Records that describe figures
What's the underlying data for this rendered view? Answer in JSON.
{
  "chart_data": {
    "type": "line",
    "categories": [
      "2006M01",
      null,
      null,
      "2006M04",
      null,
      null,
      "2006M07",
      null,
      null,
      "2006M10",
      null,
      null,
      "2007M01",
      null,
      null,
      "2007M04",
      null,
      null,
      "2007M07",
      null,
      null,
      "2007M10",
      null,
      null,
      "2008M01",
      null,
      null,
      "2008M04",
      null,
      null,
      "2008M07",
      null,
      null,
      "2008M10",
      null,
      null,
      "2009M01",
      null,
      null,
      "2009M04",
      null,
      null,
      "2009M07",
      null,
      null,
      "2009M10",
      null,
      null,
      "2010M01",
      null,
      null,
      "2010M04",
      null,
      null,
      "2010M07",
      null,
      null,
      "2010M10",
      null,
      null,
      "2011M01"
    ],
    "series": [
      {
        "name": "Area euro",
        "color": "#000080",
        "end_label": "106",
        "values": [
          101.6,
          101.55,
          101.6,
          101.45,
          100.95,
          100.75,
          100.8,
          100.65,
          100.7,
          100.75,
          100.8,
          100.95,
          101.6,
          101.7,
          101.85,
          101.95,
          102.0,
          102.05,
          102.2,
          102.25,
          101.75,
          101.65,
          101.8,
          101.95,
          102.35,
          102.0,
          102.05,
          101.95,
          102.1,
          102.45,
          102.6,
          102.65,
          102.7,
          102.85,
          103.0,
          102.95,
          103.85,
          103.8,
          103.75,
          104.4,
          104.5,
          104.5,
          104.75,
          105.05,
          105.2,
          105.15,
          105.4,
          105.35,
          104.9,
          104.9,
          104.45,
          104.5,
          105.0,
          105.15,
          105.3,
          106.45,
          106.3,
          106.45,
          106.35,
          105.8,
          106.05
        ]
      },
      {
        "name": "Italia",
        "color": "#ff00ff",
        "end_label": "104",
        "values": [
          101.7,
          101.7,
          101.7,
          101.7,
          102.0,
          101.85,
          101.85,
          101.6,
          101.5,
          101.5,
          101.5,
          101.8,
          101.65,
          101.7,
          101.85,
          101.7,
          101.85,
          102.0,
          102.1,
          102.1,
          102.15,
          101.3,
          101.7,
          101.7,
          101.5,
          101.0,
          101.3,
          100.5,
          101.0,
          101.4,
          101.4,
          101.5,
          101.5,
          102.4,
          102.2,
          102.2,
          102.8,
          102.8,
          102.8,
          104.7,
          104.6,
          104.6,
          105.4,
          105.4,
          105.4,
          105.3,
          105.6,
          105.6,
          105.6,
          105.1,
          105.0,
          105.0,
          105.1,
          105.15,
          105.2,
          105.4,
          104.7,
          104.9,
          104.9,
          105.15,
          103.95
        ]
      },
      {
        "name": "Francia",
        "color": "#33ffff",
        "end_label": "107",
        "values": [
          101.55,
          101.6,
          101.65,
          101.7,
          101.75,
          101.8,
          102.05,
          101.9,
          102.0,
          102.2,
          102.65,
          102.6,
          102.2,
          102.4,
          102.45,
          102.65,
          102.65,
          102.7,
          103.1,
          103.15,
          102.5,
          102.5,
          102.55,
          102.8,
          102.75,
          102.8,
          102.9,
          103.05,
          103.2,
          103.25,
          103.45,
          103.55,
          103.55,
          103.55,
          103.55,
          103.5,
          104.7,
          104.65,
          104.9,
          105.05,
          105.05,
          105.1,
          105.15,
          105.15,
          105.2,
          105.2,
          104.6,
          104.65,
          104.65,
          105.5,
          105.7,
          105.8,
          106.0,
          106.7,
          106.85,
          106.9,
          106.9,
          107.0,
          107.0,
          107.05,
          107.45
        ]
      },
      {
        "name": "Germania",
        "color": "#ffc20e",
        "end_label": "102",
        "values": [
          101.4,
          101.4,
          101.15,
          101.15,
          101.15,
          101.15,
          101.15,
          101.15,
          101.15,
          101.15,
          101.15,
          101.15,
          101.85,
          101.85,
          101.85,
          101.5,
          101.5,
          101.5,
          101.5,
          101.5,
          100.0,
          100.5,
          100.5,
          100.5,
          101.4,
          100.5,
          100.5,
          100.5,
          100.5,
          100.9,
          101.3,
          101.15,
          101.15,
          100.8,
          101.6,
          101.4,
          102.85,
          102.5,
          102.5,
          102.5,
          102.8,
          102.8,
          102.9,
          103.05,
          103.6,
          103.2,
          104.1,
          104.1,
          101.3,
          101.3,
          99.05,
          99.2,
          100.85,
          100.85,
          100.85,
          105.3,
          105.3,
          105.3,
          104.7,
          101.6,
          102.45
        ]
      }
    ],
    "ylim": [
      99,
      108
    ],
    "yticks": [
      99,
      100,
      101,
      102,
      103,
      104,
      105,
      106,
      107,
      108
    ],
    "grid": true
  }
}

▶ [The request]:
Look through the material above and pick out each line holding the word "color".

▶ [Result for this exercise]:
        "color": "#000080",
        "color": "#ff00ff",
        "color": "#33ffff",
        "color": "#ffc20e",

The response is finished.